## WRITTEN PROBLEM
Produce a verbatim copy of the entries listed below.

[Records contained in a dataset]
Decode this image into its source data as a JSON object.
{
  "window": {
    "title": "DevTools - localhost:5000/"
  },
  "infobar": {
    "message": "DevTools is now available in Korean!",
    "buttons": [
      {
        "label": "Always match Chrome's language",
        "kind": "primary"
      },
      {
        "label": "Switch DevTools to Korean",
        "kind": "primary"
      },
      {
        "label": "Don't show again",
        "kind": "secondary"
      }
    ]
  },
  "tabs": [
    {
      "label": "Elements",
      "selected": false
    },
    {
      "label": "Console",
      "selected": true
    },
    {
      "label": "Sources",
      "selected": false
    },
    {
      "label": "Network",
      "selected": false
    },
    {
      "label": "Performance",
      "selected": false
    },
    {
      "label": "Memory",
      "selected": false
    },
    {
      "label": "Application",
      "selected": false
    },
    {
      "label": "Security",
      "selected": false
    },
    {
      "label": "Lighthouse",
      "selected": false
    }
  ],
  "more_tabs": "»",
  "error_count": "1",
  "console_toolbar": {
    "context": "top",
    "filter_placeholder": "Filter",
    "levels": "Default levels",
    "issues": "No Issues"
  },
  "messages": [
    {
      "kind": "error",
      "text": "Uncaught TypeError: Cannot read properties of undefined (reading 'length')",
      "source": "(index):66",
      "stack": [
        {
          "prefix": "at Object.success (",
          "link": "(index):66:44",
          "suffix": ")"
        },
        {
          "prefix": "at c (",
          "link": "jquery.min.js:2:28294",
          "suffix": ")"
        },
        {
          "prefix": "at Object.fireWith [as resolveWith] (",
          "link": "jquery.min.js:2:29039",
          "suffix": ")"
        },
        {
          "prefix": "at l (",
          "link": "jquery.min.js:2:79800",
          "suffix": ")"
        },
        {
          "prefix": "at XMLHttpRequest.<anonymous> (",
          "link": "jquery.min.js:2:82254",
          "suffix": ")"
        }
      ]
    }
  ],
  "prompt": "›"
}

## RESPONSE TO THE EXERCISE
Decode this image into its source data as a JSON object.
{
  "window": {
    "title": "DevTools - localhost:5000/"
  },
  "infobar": {
    "message": "DevTools is now available in Korean!",
    "buttons": [
      {
        "label": "Always match Chrome's language",
        "kind": "primary"
      },
      {
        "label": "Switch DevTools to Korean",
        "kind": "primary"
      },
      {
        "label": "Don't show again",
        "kind": "secondary"
      }
    ]
  },
  "tabs": [
    {
      "label": "Elements",
      "selected": false
    },
    {
      "label": "Console",
      "selected": true
    },
    {
      "label": "Sources",
      "selected": false
    },
    {
      "label": "Network",
      "selected": false
    },
    {
      "label": "Performance",
      "selected": false
    },
    {
      "label": "Memory",
      "selected": false
    },
    {
      "label": "Application",
      "selected": false
    },
    {
      "label": "Security",
      "selected": false
    },
    {
      "label": "Lighthouse",
      "selected": false
    }
  ],
  "more_tabs": "»",
  "error_count": "1",
  "console_toolbar": {
    "context": "top",
    "filter_placeholder": "Filter",
    "levels": "Default levels",
    "issues": "No Issues"
  },
  "messages": [
    {
      "kind": "error",
      "text": "Uncaught TypeError: Cannot read properties of undefined (reading 'length')",
      "source": "(index):66",
      "stack": [
        {
          "prefix": "at Object.success (",
          "link": "(index):66:44",
          "suffix": ")"
        },
        {
          "prefix": "at c (",
          "link": "jquery.min.js:2:28294",
          "suffix": ")"
        },
        {
          "prefix": "at Object.fireWith [as resolveWith] (",
          "link": "jquery.min.js:2:29039",
          "suffix": ")"
        },
        {
          "prefix": "at l (",
          "link": "jquery.min.js:2:79800",
          "suffix": ")"
        },
        {
          "prefix": "at XMLHttpRequest.<anonymous> (",
          "link": "jquery.min.js:2:82254",
          "suffix": ")"
        }
      ]
    }
  ],
  "prompt": "›"
}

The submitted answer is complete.